= Goal =
Write out every entry word for word.

[Extracted data entries]
--------------------------------

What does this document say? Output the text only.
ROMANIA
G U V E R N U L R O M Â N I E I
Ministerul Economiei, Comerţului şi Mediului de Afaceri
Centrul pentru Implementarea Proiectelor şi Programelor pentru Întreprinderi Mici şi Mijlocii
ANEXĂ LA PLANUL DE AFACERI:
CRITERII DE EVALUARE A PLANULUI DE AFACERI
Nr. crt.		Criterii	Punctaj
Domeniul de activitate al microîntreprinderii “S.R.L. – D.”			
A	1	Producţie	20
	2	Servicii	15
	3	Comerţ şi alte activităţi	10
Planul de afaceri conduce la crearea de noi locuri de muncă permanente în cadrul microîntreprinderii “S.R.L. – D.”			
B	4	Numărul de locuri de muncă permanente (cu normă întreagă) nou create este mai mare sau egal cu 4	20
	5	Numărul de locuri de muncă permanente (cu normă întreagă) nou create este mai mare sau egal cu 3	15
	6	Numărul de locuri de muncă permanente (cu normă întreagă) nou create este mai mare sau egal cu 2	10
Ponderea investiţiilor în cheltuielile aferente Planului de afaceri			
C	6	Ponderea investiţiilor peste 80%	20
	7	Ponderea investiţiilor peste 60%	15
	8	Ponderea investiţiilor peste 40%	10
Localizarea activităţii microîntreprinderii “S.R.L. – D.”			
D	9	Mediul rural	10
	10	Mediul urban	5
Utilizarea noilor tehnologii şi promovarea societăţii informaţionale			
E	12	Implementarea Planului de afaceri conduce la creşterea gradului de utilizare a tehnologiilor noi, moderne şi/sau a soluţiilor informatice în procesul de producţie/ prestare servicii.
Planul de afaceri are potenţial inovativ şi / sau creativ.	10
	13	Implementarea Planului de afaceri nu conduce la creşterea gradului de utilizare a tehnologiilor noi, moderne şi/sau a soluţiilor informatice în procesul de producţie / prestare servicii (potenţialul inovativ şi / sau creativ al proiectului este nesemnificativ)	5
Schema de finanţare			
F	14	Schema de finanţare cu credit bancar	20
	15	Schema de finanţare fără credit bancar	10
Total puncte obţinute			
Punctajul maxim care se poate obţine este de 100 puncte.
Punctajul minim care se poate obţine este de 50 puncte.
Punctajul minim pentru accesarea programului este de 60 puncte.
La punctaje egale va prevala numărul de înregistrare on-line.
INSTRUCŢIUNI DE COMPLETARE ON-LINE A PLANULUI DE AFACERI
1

--------------------------------

= Answer below =
What does this document say? Output the text only.
ROMANIA
G U V E R N U L R O M Â N I E I
Ministerul Economiei, Comerţului şi Mediului de Afaceri
Centrul pentru Implementarea Proiectelor şi Programelor pentru Întreprinderi Mici şi Mijlocii
ANEXĂ LA PLANUL DE AFACERI:
CRITERII DE EVALUARE A PLANULUI DE AFACERI
Nr. crt.		Criterii	Punctaj
Domeniul de activitate al microîntreprinderii “S.R.L. – D.”			
A	1	Producţie	20
	2	Servicii	15
	3	Comerţ şi alte activităţi	10
Planul de afaceri conduce la crearea de noi locuri de muncă permanente în cadrul microîntreprinderii “S.R.L. – D.”			
B	4	Numărul de locuri de muncă permanente (cu normă întreagă) nou create este mai mare sau egal cu 4	20
	5	Numărul de locuri de muncă permanente (cu normă întreagă) nou create este mai mare sau egal cu 3	15
	6	Numărul de locuri de muncă permanente (cu normă întreagă) nou create este mai mare sau egal cu 2	10
Ponderea investiţiilor în cheltuielile aferente Planului de afaceri			
C	6	Ponderea investiţiilor peste 80%	20
	7	Ponderea investiţiilor peste 60%	15
	8	Ponderea investiţiilor peste 40%	10
Localizarea activităţii microîntreprinderii “S.R.L. – D.”			
D	9	Mediul rural	10
	10	Mediul urban	5
Utilizarea noilor tehnologii şi promovarea societăţii informaţionale			
E	12	Implementarea Planului de afaceri conduce la creşterea gradului de utilizare a tehnologiilor noi, moderne şi/sau a soluţiilor informatice în procesul de producţie/ prestare servicii.
Planul de afaceri are potenţial inovativ şi / sau creativ.	10
	13	Implementarea Planului de afaceri nu conduce la creşterea gradului de utilizare a tehnologiilor noi, moderne şi/sau a soluţiilor informatice în procesul de producţie / prestare servicii (potenţialul inovativ şi / sau creativ al proiectului este nesemnificativ)	5
Schema de finanţare			
F	14	Schema de finanţare cu credit bancar	20
	15	Schema de finanţare fără credit bancar	10
Total puncte obţinute			
Punctajul maxim care se poate obţine este de 100 puncte.
Punctajul minim care se poate obţine este de 50 puncte.
Punctajul minim pentru accesarea programului este de 60 puncte.
La punctaje egale va prevala numărul de înregistrare on-line.
INSTRUCŢIUNI DE COMPLETARE ON-LINE A PLANULUI DE AFACERI
1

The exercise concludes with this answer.